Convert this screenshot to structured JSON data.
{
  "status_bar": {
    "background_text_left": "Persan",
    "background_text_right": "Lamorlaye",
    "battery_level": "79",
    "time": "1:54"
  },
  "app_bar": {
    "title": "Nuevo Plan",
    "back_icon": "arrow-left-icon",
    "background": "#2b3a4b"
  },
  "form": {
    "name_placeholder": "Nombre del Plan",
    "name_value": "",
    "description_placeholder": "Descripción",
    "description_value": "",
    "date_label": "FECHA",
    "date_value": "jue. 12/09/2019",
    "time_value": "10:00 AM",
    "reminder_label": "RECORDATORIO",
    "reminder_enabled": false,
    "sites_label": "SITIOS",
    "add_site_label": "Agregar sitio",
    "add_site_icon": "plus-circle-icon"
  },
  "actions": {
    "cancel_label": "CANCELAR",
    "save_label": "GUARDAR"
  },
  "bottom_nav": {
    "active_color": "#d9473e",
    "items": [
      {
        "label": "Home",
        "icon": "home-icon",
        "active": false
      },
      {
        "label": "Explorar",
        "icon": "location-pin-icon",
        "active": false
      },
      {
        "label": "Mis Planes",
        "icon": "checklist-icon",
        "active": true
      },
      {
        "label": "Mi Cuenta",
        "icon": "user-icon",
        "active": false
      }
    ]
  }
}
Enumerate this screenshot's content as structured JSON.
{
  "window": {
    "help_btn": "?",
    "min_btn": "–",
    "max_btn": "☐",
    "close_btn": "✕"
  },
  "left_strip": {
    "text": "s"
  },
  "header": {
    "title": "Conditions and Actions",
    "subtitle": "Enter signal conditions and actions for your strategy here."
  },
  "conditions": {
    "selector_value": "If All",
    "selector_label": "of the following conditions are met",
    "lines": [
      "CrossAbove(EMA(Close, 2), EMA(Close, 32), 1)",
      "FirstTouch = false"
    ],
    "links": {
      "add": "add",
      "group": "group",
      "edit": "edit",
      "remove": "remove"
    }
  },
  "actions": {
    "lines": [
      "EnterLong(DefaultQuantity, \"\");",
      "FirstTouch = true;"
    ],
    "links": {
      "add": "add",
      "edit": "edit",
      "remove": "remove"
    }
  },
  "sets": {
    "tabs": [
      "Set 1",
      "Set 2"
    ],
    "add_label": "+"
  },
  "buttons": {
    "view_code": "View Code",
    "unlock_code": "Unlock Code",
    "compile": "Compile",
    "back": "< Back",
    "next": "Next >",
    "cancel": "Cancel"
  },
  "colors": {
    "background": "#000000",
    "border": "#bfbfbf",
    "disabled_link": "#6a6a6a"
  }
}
****
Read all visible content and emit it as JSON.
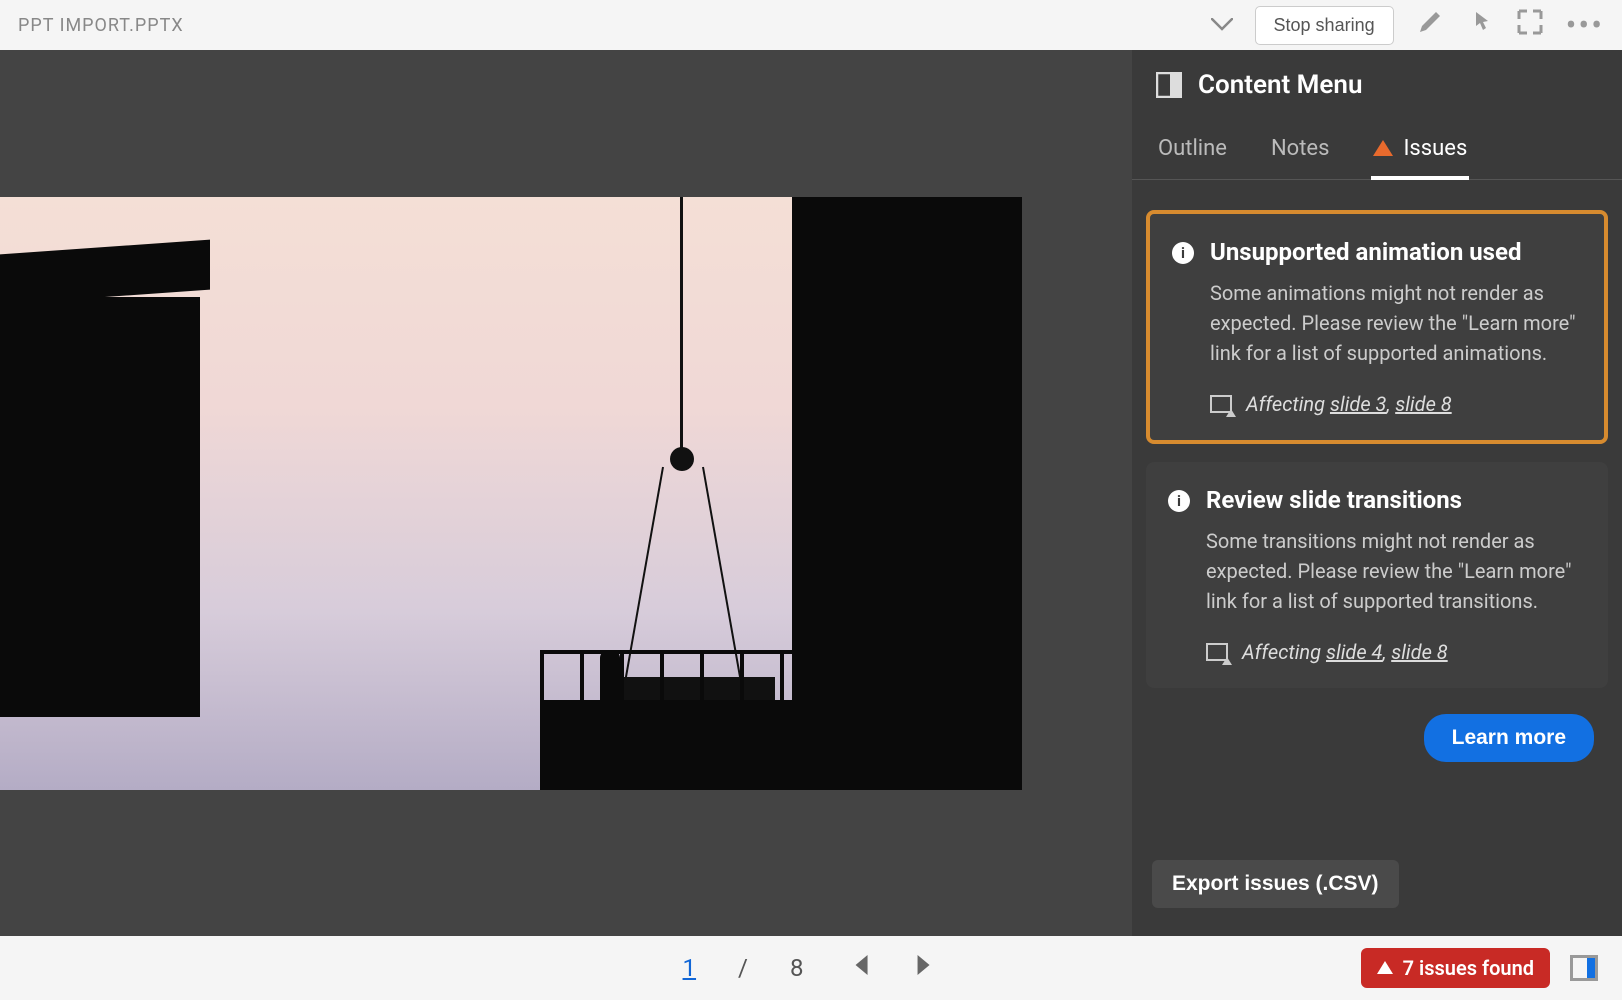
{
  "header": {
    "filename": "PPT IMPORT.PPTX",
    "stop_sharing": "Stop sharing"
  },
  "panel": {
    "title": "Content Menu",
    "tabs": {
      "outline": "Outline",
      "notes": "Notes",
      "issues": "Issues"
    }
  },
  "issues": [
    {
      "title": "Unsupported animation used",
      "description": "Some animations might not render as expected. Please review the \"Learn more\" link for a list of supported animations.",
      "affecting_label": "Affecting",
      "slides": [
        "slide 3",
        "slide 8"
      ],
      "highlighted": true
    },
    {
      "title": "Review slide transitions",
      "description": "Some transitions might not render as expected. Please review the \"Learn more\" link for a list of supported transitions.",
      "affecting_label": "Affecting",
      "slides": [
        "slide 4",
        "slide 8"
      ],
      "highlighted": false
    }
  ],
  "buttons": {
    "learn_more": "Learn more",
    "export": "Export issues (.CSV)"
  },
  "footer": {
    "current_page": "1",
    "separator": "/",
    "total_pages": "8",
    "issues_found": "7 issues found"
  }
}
****
* **WORK TO BE COMPLETED**
Copy each line of the data that contains the word "Code".

* **RESULT FOR THIS TASK**
    "view_code": "View Code",
    "unlock_code": "Unlock Code",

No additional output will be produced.